Records
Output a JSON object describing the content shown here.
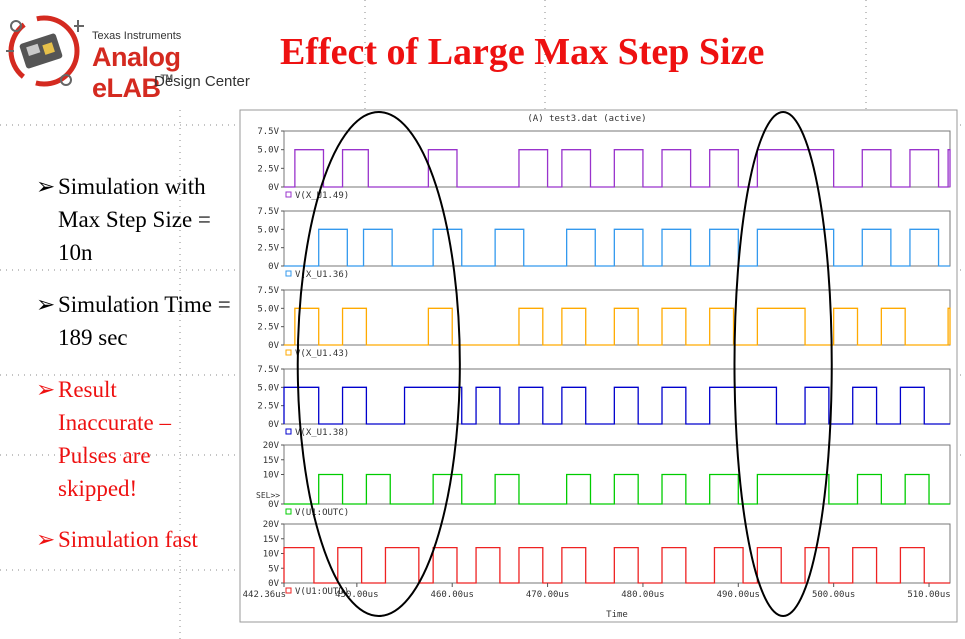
{
  "slide": {
    "logo_company": "Texas Instruments",
    "logo_name": "Analog eLAB",
    "logo_tm": "TM",
    "logo_sub": "Design Center",
    "title": "Effect of Large Max Step Size"
  },
  "bullets": [
    {
      "text": "Simulation with Max Step Size = 10n",
      "color": "#000000"
    },
    {
      "text": "Simulation Time = 189 sec",
      "color": "#000000"
    },
    {
      "text": "Result Inaccurate – Pulses are skipped!",
      "color": "#ee1111"
    },
    {
      "text": "Simulation fast",
      "color": "#ee1111"
    }
  ],
  "plot": {
    "header": "(A) test3.dat (active)",
    "x_axis_title": "Time",
    "sel_marker": "SEL>>",
    "x_tick_labels": [
      "442.36us",
      "450.00us",
      "460.00us",
      "470.00us",
      "480.00us",
      "490.00us",
      "500.00us",
      "510.00us"
    ],
    "x_tick_values": [
      442.36,
      450,
      460,
      470,
      480,
      490,
      500,
      510
    ],
    "x_range": [
      442.36,
      512.2
    ],
    "highlight_ellipses": [
      [
        443.8,
        460.8
      ],
      [
        489.6,
        499.8
      ]
    ],
    "traces": [
      {
        "name": "V(X_U1.49)",
        "color": "#9933cc",
        "y_ticks": [
          "7.5V",
          "5.0V",
          "2.5V",
          "0V"
        ],
        "y_max": 7.5,
        "high": 5,
        "pulses": [
          [
            443.5,
            446.5
          ],
          [
            448.5,
            451.2
          ],
          [
            457.5,
            460.5
          ],
          [
            467.0,
            470.0
          ],
          [
            471.5,
            474.5
          ],
          [
            477.0,
            480.0
          ],
          [
            482.0,
            485.0
          ],
          [
            487.0,
            490.0
          ],
          [
            492.0,
            500.0
          ],
          [
            503.0,
            506.0
          ],
          [
            508.0,
            511.0
          ],
          [
            512.0,
            513.0
          ]
        ]
      },
      {
        "name": "V(X_U1.36)",
        "color": "#3399ee",
        "y_ticks": [
          "7.5V",
          "5.0V",
          "2.5V",
          "0V"
        ],
        "y_max": 7.5,
        "high": 5,
        "pulses": [
          [
            446.0,
            449.0
          ],
          [
            450.7,
            453.7
          ],
          [
            458.0,
            461.0
          ],
          [
            464.5,
            467.5
          ],
          [
            472.0,
            475.0
          ],
          [
            477.0,
            480.0
          ],
          [
            482.0,
            485.0
          ],
          [
            487.0,
            490.0
          ],
          [
            492.0,
            500.0
          ],
          [
            503.0,
            506.0
          ],
          [
            508.0,
            511.0
          ]
        ]
      },
      {
        "name": "V(X_U1.43)",
        "color": "#ffaa00",
        "y_ticks": [
          "7.5V",
          "5.0V",
          "2.5V",
          "0V"
        ],
        "y_max": 7.5,
        "high": 5,
        "pulses": [
          [
            443.5,
            446.0
          ],
          [
            448.5,
            451.0
          ],
          [
            457.5,
            460.0
          ],
          [
            467.0,
            469.5
          ],
          [
            471.5,
            474.0
          ],
          [
            477.0,
            479.5
          ],
          [
            482.0,
            484.5
          ],
          [
            487.0,
            489.5
          ],
          [
            492.0,
            497.0
          ],
          [
            500.0,
            502.5
          ],
          [
            505.0,
            507.5
          ],
          [
            512.0,
            513.0
          ]
        ]
      },
      {
        "name": "V(X_U1.38)",
        "color": "#0000cc",
        "y_ticks": [
          "7.5V",
          "5.0V",
          "2.5V",
          "0V"
        ],
        "y_max": 7.5,
        "high": 5,
        "pulses": [
          [
            442.36,
            446.0
          ],
          [
            448.5,
            451.0
          ],
          [
            455.0,
            461.0
          ],
          [
            462.5,
            465.0
          ],
          [
            467.0,
            469.5
          ],
          [
            471.5,
            474.0
          ],
          [
            477.0,
            479.5
          ],
          [
            482.0,
            484.5
          ],
          [
            487.0,
            494.0
          ],
          [
            497.0,
            499.5
          ],
          [
            502.0,
            504.5
          ],
          [
            507.0,
            509.5
          ]
        ]
      },
      {
        "name": "V(U1:OUTC)",
        "color": "#00cc00",
        "y_ticks": [
          "20V",
          "15V",
          "10V",
          "0V"
        ],
        "y_max": 20,
        "high": 10,
        "pulses": [
          [
            446.0,
            448.5
          ],
          [
            451.0,
            453.5
          ],
          [
            458.0,
            461.0
          ],
          [
            464.5,
            467.0
          ],
          [
            472.0,
            474.5
          ],
          [
            477.0,
            479.5
          ],
          [
            482.0,
            484.5
          ],
          [
            487.0,
            490.0
          ],
          [
            492.0,
            499.5
          ],
          [
            502.5,
            505.0
          ],
          [
            507.5,
            510.0
          ]
        ]
      },
      {
        "name": "V(U1:OUTD)",
        "color": "#ee2222",
        "y_ticks": [
          "20V",
          "15V",
          "10V",
          "5V",
          "0V"
        ],
        "y_max": 20,
        "high": 12,
        "pulses": [
          [
            442.36,
            445.5
          ],
          [
            448.0,
            450.5
          ],
          [
            453.0,
            456.5
          ],
          [
            458.0,
            460.5
          ],
          [
            462.5,
            465.0
          ],
          [
            467.0,
            469.5
          ],
          [
            471.5,
            474.0
          ],
          [
            477.0,
            479.5
          ],
          [
            482.0,
            484.5
          ],
          [
            487.5,
            490.5
          ],
          [
            492.0,
            494.5
          ],
          [
            497.0,
            499.5
          ],
          [
            502.0,
            504.5
          ],
          [
            507.0,
            509.5
          ]
        ]
      }
    ]
  }
}
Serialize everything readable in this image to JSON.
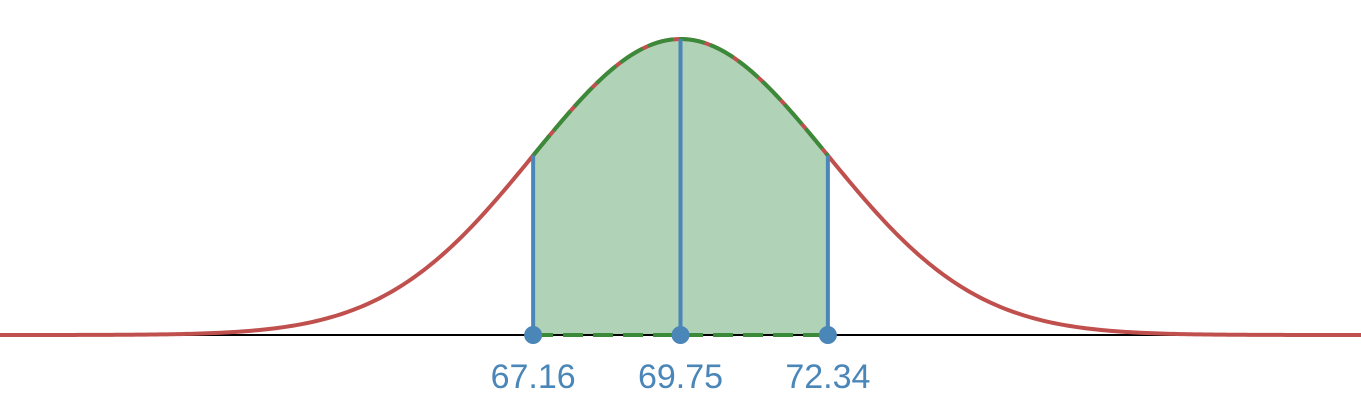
{
  "chart_data": {
    "type": "area",
    "distribution": "normal",
    "mean": 69.75,
    "sd": 2.59,
    "xlim": [
      57.79,
      81.71
    ],
    "shaded_range": [
      67.16,
      72.34
    ],
    "marked_points": [
      67.16,
      69.75,
      72.34
    ],
    "tick_labels": [
      "67.16",
      "69.75",
      "72.34"
    ],
    "grid": false,
    "colors": {
      "curve": "#c0504d",
      "shaded_fill": "#b0d3b8",
      "shaded_outline": "#3a8a3a",
      "markers": "#4a86b8",
      "axis": "#000000"
    }
  }
}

■ Work to be completed
Return every line of the records exactly as given, pictures excluded.

■ Full output
Output a JSON object describing the content shown here.
{
  "slide": {
    "logo_company": "Texas Instruments",
    "logo_name": "Analog eLAB",
    "logo_tm": "TM",
    "logo_sub": "Design Center",
    "title": "Effect of Large Max Step Size"
  },
  "bullets": [
    {
      "text": "Simulation with Max Step Size = 10n",
      "color": "#000000"
    },
    {
      "text": "Simulation Time = 189 sec",
      "color": "#000000"
    },
    {
      "text": "Result Inaccurate – Pulses are skipped!",
      "color": "#ee1111"
    },
    {
      "text": "Simulation fast",
      "color": "#ee1111"
    }
  ],
  "plot": {
    "header": "(A) test3.dat (active)",
    "x_axis_title": "Time",
    "sel_marker": "SEL>>",
    "x_tick_labels": [
      "442.36us",
      "450.00us",
      "460.00us",
      "470.00us",
      "480.00us",
      "490.00us",
      "500.00us",
      "510.00us"
    ],
    "x_tick_values": [
      442.36,
      450,
      460,
      470,
      480,
      490,
      500,
      510
    ],
    "x_range": [
      442.36,
      512.2
    ],
    "highlight_ellipses": [
      [
        443.8,
        460.8
      ],
      [
        489.6,
        499.8
      ]
    ],
    "traces": [
      {
        "name": "V(X_U1.49)",
        "color": "#9933cc",
        "y_ticks": [
          "7.5V",
          "5.0V",
          "2.5V",
          "0V"
        ],
        "y_max": 7.5,
        "high": 5,
        "pulses": [
          [
            443.5,
            446.5
          ],
          [
            448.5,
            451.2
          ],
          [
            457.5,
            460.5
          ],
          [
            467.0,
            470.0
          ],
          [
            471.5,
            474.5
          ],
          [
            477.0,
            480.0
          ],
          [
            482.0,
            485.0
          ],
          [
            487.0,
            490.0
          ],
          [
            492.0,
            500.0
          ],
          [
            503.0,
            506.0
          ],
          [
            508.0,
            511.0
          ],
          [
            512.0,
            513.0
          ]
        ]
      },
      {
        "name": "V(X_U1.36)",
        "color": "#3399ee",
        "y_ticks": [
          "7.5V",
          "5.0V",
          "2.5V",
          "0V"
        ],
        "y_max": 7.5,
        "high": 5,
        "pulses": [
          [
            446.0,
            449.0
          ],
          [
            450.7,
            453.7
          ],
          [
            458.0,
            461.0
          ],
          [
            464.5,
            467.5
          ],
          [
            472.0,
            475.0
          ],
          [
            477.0,
            480.0
          ],
          [
            482.0,
            485.0
          ],
          [
            487.0,
            490.0
          ],
          [
            492.0,
            500.0
          ],
          [
            503.0,
            506.0
          ],
          [
            508.0,
            511.0
          ]
        ]
      },
      {
        "name": "V(X_U1.43)",
        "color": "#ffaa00",
        "y_ticks": [
          "7.5V",
          "5.0V",
          "2.5V",
          "0V"
        ],
        "y_max": 7.5,
        "high": 5,
        "pulses": [
          [
            443.5,
            446.0
          ],
          [
            448.5,
            451.0
          ],
          [
            457.5,
            460.0
          ],
          [
            467.0,
            469.5
          ],
          [
            471.5,
            474.0
          ],
          [
            477.0,
            479.5
          ],
          [
            482.0,
            484.5
          ],
          [
            487.0,
            489.5
          ],
          [
            492.0,
            497.0
          ],
          [
            500.0,
            502.5
          ],
          [
            505.0,
            507.5
          ],
          [
            512.0,
            513.0
          ]
        ]
      },
      {
        "name": "V(X_U1.38)",
        "color": "#0000cc",
        "y_ticks": [
          "7.5V",
          "5.0V",
          "2.5V",
          "0V"
        ],
        "y_max": 7.5,
        "high": 5,
        "pulses": [
          [
            442.36,
            446.0
          ],
          [
            448.5,
            451.0
          ],
          [
            455.0,
            461.0
          ],
          [
            462.5,
            465.0
          ],
          [
            467.0,
            469.5
          ],
          [
            471.5,
            474.0
          ],
          [
            477.0,
            479.5
          ],
          [
            482.0,
            484.5
          ],
          [
            487.0,
            494.0
          ],
          [
            497.0,
            499.5
          ],
          [
            502.0,
            504.5
          ],
          [
            507.0,
            509.5
          ]
        ]
      },
      {
        "name": "V(U1:OUTC)",
        "color": "#00cc00",
        "y_ticks": [
          "20V",
          "15V",
          "10V",
          "0V"
        ],
        "y_max": 20,
        "high": 10,
        "pulses": [
          [
            446.0,
            448.5
          ],
          [
            451.0,
            453.5
          ],
          [
            458.0,
            461.0
          ],
          [
            464.5,
            467.0
          ],
          [
            472.0,
            474.5
          ],
          [
            477.0,
            479.5
          ],
          [
            482.0,
            484.5
          ],
          [
            487.0,
            490.0
          ],
          [
            492.0,
            499.5
          ],
          [
            502.5,
            505.0
          ],
          [
            507.5,
            510.0
          ]
        ]
      },
      {
        "name": "V(U1:OUTD)",
        "color": "#ee2222",
        "y_ticks": [
          "20V",
          "15V",
          "10V",
          "5V",
          "0V"
        ],
        "y_max": 20,
        "high": 12,
        "pulses": [
          [
            442.36,
            445.5
          ],
          [
            448.0,
            450.5
          ],
          [
            453.0,
            456.5
          ],
          [
            458.0,
            460.5
          ],
          [
            462.5,
            465.0
          ],
          [
            467.0,
            469.5
          ],
          [
            471.5,
            474.0
          ],
          [
            477.0,
            479.5
          ],
          [
            482.0,
            484.5
          ],
          [
            487.5,
            490.5
          ],
          [
            492.0,
            494.5
          ],
          [
            497.0,
            499.5
          ],
          [
            502.0,
            504.5
          ],
          [
            507.0,
            509.5
          ]
        ]
      }
    ]
  }
}
Serialize everything readable in this image to JSON.
{
  "chart_data": {
    "type": "area",
    "distribution": "normal",
    "mean": 69.75,
    "sd": 2.59,
    "xlim": [
      57.79,
      81.71
    ],
    "shaded_range": [
      67.16,
      72.34
    ],
    "marked_points": [
      67.16,
      69.75,
      72.34
    ],
    "tick_labels": [
      "67.16",
      "69.75",
      "72.34"
    ],
    "grid": false,
    "colors": {
      "curve": "#c0504d",
      "shaded_fill": "#b0d3b8",
      "shaded_outline": "#3a8a3a",
      "markers": "#4a86b8",
      "axis": "#000000"
    }
  }
}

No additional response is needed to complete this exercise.